◆ **Check your understanding**
a) In the essay on urban education, copy word for word the passage starting at "1. I agree that" and ending at "a problem. Why?".
b) Answer from the essay on urban education:
(i) For how long did the newspaper choose not to report on Brandeis?
(ii) What is the title of the book by David Tyack and Larry Cuban?
(iii) Where may the most meaningful and transformative change need to happen?

[[ Text provided open ]]

The situation at Brandeis certainly has been alarming and newsworthy for the last two decades during which the newspaper chose not to report on the school. The state of urban education has been alarming and newsworthy throughout the whole country, as we have allowed the systemic failure of our schools and students to determine the impossible access to opportunity, higher education, and profitable jobs for much of the population. While I support some of the new policy changes being explored in schools and districts across the country, I also know that if we do not pair those changes with outrage toward the current conditions and the achievement gap between rich and poor students in this country, nothing will end up changing. Real change can only happen when newspapers like The New York Times stop publishing articles that treat these students as part of another community, not the one that The New York Times represents. We must be advocates and champions for these students and refuse to allow excuses like socioeconomic difference to determine access to equal opportunity.

The New York Times and many others that fail to understand the commitment we need to make to our kids often propose in-vogue new “can’t miss” solutions to our old problems. It is important to look more at ideas that we can possible stick with over time. One such idea for making a really lasting improvement has been put forth by education policy scholars David Tyack and Larry Cuban in their book Tinkering Toward Utopia. Tinkering argues that although some researched solutions fall short of more revolutionary aspirations, they are still incredibly important as they allow more and more students increased access to opportunity. Far from ignoring important research in the sociology of education and education policy, it must be understood that change needs to be paired with long-term commitment, and there is a need for engagement at multiple levels. Education policy cannot just be about the latest fad.

Real improvements in educational outcomes will entail a long term commitment to closing the achievement gap from many different actors. It is not only the system of education, but also the attitude and apathy of the community that create and tolerate that system that we must work to change. While perfecting outdated systems is helpful and necessary, the most meaningful and transformative change of all may need to happen outside the school. This is something to which The New York Times and others should be more attuned.


link: http://demockracy.com/category/policy/education/

1 comment:

  1. I agree that the achievement gap must be closed but how? How can we get newspapers along with members of a community to become advocates and champions for students of a lower socioeconomic status? They are always seen as a problem. Why?

[[ Text provided closed ]]
[[ Material supplied open ]]

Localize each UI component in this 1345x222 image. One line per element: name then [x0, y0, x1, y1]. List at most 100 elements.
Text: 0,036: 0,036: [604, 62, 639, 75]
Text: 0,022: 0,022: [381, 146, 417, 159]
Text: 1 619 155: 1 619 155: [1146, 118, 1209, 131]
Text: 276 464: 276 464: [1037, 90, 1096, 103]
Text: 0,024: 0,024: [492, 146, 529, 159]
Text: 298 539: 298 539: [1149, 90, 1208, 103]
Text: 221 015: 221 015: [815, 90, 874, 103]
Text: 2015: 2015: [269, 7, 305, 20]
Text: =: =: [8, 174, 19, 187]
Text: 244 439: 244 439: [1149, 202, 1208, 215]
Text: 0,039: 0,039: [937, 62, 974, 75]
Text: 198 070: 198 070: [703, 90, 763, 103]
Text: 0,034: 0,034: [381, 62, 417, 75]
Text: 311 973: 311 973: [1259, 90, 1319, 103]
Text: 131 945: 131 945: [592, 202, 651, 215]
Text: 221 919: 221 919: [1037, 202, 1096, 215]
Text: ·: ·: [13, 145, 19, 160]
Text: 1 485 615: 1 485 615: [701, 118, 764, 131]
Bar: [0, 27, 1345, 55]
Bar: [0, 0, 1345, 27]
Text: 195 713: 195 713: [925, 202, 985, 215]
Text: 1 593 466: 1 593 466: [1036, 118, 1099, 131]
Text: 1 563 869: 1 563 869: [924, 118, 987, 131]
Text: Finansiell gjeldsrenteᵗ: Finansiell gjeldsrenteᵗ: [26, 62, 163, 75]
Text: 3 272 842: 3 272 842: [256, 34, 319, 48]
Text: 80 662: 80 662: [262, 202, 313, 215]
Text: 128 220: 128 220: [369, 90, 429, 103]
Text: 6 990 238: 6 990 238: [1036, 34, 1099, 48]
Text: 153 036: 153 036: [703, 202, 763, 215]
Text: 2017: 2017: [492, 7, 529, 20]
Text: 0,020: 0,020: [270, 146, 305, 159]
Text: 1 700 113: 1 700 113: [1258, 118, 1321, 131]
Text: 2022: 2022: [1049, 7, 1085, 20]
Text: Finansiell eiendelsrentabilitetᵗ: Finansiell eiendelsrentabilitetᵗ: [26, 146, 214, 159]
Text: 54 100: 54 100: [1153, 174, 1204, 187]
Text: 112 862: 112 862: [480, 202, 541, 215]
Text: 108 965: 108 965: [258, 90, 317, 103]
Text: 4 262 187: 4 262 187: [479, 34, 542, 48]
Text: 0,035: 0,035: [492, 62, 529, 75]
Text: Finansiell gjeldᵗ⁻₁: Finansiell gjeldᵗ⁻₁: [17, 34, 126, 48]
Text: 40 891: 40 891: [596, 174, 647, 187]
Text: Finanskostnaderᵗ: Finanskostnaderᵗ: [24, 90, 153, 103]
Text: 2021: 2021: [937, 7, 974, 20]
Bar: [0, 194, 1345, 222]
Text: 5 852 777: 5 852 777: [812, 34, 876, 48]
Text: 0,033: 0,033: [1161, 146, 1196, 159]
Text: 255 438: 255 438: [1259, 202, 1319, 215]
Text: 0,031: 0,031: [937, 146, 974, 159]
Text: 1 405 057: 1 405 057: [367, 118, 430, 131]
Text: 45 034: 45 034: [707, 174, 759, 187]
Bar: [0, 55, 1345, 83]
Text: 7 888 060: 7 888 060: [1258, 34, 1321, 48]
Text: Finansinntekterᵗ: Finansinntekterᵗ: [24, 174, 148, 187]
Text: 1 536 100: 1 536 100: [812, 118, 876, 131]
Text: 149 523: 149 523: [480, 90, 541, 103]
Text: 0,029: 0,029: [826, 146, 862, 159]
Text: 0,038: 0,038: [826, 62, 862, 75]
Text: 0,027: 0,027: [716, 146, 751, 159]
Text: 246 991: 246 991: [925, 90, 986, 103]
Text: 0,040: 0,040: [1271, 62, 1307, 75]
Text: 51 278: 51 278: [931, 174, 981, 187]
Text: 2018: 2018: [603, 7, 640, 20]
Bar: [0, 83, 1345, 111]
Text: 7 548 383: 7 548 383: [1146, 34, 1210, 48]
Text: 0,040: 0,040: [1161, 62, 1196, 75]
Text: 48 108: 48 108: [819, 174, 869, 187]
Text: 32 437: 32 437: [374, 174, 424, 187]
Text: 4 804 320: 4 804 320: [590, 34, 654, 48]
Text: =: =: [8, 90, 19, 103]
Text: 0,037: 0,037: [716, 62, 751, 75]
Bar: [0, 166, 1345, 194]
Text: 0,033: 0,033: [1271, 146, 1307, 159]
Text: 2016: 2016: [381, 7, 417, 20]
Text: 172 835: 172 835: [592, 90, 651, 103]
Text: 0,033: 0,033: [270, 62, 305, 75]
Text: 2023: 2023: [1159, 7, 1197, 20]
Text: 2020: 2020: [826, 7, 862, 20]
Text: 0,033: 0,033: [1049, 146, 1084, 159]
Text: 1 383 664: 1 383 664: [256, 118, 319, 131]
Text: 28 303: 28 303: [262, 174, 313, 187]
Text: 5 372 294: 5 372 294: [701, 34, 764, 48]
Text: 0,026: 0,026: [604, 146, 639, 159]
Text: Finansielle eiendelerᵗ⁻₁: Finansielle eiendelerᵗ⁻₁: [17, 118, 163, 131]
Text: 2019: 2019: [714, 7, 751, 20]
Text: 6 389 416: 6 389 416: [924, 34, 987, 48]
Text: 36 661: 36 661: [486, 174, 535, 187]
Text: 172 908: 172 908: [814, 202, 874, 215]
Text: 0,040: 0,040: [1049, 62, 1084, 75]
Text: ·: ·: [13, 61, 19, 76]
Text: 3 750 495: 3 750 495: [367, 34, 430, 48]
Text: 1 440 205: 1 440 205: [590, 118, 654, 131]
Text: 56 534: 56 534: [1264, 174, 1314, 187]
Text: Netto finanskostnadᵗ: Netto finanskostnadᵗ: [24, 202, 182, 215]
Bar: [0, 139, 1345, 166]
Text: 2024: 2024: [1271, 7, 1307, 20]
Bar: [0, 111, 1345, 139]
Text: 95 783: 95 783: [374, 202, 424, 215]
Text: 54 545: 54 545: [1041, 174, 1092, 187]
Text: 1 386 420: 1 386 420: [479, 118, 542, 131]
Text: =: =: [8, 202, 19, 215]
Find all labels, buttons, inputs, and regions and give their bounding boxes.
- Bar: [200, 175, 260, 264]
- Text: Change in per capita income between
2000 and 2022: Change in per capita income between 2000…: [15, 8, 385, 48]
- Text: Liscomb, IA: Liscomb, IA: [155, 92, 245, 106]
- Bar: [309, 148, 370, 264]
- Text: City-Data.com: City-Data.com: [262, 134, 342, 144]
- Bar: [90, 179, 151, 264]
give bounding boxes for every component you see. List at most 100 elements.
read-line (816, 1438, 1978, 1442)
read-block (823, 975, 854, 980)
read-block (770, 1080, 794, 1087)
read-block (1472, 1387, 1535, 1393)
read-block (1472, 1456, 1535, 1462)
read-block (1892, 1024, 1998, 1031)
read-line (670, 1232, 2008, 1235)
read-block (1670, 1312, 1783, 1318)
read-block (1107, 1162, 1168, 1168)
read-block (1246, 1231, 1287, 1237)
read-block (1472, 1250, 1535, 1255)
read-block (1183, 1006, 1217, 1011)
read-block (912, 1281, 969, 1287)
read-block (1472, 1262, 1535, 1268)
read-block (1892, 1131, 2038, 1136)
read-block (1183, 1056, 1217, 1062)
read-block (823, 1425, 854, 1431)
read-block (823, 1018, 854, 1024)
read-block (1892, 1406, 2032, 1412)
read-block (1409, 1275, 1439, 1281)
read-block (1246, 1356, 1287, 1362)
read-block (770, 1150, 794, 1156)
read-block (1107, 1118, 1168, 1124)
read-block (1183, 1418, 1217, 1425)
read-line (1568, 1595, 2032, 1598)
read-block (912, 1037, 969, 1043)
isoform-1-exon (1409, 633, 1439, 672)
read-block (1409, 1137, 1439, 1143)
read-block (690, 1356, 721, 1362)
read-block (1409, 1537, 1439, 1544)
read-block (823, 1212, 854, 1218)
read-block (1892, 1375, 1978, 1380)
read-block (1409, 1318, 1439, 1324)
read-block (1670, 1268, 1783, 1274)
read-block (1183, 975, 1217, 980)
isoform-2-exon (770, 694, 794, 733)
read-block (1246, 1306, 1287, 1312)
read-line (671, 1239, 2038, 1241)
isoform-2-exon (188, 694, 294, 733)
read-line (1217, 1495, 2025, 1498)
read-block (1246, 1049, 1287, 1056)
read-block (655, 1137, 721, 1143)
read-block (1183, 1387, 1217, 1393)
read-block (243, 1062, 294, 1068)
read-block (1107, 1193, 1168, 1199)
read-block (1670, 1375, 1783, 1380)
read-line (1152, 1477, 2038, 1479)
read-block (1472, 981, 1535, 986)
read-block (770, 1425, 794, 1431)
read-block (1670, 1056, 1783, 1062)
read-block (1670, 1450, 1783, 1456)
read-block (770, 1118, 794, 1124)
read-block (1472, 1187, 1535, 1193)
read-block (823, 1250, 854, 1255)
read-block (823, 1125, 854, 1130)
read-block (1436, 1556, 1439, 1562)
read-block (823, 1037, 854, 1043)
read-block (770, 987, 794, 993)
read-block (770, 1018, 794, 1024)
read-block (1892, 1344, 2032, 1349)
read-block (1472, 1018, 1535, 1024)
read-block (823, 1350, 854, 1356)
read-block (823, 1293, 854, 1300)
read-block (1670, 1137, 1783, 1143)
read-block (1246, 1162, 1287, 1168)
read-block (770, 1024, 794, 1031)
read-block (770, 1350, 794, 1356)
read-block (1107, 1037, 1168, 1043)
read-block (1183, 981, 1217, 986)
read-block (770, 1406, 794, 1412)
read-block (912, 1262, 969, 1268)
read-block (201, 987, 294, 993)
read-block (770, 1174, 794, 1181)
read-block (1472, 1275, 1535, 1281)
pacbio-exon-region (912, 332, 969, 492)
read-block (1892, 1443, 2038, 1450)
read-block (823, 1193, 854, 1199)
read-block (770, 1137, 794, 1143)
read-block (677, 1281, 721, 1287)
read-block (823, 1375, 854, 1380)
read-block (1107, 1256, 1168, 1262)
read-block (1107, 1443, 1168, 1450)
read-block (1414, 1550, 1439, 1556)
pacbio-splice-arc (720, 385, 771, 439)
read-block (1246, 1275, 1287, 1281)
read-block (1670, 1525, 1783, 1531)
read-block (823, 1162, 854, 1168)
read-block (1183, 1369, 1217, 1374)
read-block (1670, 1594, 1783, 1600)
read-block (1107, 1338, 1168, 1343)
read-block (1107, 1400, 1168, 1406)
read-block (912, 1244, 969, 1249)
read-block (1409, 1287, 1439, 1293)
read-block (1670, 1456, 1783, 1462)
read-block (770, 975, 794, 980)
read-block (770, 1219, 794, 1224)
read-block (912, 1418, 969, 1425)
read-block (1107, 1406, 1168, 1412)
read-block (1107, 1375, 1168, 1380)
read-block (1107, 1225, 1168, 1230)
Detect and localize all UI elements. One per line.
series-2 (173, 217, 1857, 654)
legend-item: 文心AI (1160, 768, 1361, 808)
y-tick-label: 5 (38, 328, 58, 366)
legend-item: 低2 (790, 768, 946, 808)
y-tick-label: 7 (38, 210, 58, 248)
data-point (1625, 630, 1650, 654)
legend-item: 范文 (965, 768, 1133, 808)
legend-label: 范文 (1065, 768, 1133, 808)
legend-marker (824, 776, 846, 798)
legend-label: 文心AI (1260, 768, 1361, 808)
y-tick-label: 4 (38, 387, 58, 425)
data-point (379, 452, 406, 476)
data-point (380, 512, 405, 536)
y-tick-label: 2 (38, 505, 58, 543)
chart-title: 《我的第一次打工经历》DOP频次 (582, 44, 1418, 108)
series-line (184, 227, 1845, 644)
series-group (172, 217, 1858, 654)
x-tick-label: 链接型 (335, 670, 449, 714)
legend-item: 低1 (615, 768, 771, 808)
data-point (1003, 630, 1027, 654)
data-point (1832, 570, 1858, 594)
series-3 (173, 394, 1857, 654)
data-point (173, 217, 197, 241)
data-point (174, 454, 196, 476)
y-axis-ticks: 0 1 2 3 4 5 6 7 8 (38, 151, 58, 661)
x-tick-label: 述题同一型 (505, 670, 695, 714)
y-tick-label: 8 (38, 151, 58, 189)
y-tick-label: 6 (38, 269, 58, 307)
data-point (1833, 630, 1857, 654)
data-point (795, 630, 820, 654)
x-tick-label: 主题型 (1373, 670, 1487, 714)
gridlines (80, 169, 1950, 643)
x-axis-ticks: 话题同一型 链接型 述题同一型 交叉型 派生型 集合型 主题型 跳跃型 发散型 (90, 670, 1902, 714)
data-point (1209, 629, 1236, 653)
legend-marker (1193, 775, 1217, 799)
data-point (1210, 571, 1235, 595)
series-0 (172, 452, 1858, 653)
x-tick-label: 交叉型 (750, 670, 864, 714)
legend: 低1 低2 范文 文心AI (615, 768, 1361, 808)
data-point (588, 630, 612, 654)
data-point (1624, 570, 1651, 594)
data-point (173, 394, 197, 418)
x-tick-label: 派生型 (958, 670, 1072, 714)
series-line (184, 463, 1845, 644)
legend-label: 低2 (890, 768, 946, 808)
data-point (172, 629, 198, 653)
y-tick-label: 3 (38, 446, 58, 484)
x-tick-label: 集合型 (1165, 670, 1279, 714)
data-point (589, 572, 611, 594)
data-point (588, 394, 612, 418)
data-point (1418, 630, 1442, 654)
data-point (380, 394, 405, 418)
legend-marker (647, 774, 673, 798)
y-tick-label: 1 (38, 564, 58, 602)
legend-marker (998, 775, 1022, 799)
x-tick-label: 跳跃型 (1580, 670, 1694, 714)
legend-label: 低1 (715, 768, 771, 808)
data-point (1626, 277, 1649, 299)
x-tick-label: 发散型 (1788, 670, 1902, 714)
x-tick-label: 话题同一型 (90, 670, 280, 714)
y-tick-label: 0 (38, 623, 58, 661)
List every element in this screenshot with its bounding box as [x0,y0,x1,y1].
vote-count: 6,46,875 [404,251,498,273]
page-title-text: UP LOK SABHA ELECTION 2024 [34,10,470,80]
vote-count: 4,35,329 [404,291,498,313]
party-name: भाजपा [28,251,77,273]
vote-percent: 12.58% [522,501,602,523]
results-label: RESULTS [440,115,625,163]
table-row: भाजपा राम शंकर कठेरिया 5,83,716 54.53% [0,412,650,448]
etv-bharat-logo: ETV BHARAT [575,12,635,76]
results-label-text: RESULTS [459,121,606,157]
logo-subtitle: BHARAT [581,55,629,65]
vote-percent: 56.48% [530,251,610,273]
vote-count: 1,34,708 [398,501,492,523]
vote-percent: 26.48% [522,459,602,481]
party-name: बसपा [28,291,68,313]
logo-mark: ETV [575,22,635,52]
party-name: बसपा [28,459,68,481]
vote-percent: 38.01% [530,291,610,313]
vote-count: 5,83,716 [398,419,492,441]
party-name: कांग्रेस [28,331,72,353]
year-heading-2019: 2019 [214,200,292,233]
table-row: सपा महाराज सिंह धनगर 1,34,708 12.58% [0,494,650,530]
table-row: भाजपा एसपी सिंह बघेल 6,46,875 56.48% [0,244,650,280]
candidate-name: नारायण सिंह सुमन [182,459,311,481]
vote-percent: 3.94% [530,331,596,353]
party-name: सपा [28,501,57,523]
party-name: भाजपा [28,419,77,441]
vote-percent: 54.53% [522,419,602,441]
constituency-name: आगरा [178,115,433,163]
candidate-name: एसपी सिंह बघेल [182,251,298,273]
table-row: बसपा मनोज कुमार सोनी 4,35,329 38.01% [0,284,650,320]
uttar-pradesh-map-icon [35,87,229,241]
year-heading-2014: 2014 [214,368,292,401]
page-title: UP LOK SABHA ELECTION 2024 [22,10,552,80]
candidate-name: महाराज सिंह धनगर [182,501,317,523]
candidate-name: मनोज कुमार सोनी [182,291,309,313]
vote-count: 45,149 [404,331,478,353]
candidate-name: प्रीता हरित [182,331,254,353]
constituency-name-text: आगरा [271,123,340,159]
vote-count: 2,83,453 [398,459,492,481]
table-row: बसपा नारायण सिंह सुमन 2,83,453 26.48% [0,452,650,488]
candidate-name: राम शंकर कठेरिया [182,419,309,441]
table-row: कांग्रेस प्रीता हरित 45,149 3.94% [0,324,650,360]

[[ Material supplied closed ]]

◆ **Responses in order**
a)
1. I agree that the achievement gap must be closed but how? How can we get newspapers along with members of a community to become advocates and champions for students of a lower socioeconomic status? They are always seen as a problem. Why?

b)
(i) The last two decades
(ii) Tinkering Toward Utopia
(iii) Outside the school